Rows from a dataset
====================
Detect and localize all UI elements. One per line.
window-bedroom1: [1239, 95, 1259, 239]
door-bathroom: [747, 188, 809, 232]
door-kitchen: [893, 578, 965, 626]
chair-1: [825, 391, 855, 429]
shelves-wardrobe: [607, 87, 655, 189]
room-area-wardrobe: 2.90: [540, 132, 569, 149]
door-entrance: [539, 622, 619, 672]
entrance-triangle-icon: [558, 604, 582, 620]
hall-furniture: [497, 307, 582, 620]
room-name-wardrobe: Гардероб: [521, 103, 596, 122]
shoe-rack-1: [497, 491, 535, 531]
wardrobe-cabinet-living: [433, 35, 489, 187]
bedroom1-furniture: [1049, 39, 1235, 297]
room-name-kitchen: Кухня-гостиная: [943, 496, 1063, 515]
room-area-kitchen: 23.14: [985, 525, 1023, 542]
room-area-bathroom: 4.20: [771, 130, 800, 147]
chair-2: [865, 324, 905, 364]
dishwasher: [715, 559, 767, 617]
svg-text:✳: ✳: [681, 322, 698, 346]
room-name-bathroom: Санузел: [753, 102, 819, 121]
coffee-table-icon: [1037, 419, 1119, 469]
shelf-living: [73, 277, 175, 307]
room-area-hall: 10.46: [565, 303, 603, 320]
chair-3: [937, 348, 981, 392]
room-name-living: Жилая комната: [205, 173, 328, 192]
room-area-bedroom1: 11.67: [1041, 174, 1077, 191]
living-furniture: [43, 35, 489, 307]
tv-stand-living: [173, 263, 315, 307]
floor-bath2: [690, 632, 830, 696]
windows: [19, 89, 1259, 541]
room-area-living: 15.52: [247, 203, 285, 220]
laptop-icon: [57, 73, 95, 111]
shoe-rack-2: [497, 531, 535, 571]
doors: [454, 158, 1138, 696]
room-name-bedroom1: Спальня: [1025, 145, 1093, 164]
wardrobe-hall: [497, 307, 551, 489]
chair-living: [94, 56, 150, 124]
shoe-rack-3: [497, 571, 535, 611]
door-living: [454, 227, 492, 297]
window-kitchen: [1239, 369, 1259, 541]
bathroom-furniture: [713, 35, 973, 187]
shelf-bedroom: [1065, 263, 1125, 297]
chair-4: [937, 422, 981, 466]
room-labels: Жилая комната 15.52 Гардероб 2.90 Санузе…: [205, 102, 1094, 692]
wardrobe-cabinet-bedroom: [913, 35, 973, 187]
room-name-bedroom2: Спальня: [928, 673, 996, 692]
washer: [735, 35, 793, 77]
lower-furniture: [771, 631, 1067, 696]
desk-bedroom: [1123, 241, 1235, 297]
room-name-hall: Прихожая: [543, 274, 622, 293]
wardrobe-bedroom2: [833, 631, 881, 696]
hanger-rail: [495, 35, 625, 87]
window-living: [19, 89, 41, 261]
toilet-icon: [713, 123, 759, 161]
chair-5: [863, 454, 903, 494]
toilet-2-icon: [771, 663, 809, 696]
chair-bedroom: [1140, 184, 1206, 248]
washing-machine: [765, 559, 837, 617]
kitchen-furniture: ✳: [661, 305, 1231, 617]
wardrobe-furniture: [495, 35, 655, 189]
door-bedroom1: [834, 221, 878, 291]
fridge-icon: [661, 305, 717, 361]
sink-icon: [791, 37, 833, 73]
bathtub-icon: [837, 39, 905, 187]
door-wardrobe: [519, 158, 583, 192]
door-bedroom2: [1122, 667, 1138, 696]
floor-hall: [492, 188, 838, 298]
====================
• EXERCISE AIM
Retype everything from the first line of the rows down to the line that contains "bathroom-furniture: [713, 35, 973, 187]", including both of those lines, with every character unchanged.

• SOLUTION TO THIS EXERCISE
Detect and localize all UI elements. One per line.
window-bedroom1: [1239, 95, 1259, 239]
door-bathroom: [747, 188, 809, 232]
door-kitchen: [893, 578, 965, 626]
chair-1: [825, 391, 855, 429]
shelves-wardrobe: [607, 87, 655, 189]
room-area-wardrobe: 2.90: [540, 132, 569, 149]
door-entrance: [539, 622, 619, 672]
entrance-triangle-icon: [558, 604, 582, 620]
hall-furniture: [497, 307, 582, 620]
room-name-wardrobe: Гардероб: [521, 103, 596, 122]
shoe-rack-1: [497, 491, 535, 531]
wardrobe-cabinet-living: [433, 35, 489, 187]
bedroom1-furniture: [1049, 39, 1235, 297]
room-name-kitchen: Кухня-гостиная: [943, 496, 1063, 515]
room-area-kitchen: 23.14: [985, 525, 1023, 542]
room-area-bathroom: 4.20: [771, 130, 800, 147]
chair-2: [865, 324, 905, 364]
dishwasher: [715, 559, 767, 617]
svg-text:✳: ✳: [681, 322, 698, 346]
room-name-bathroom: Санузел: [753, 102, 819, 121]
coffee-table-icon: [1037, 419, 1119, 469]
shelf-living: [73, 277, 175, 307]
room-area-hall: 10.46: [565, 303, 603, 320]
chair-3: [937, 348, 981, 392]
room-name-living: Жилая комната: [205, 173, 328, 192]
room-area-bedroom1: 11.67: [1041, 174, 1077, 191]
living-furniture: [43, 35, 489, 307]
tv-stand-living: [173, 263, 315, 307]
floor-bath2: [690, 632, 830, 696]
windows: [19, 89, 1259, 541]
room-area-living: 15.52: [247, 203, 285, 220]
laptop-icon: [57, 73, 95, 111]
shoe-rack-2: [497, 531, 535, 571]
doors: [454, 158, 1138, 696]
room-name-bedroom1: Спальня: [1025, 145, 1093, 164]
wardrobe-hall: [497, 307, 551, 489]
chair-living: [94, 56, 150, 124]
shoe-rack-3: [497, 571, 535, 611]
door-living: [454, 227, 492, 297]
window-kitchen: [1239, 369, 1259, 541]
bathroom-furniture: [713, 35, 973, 187]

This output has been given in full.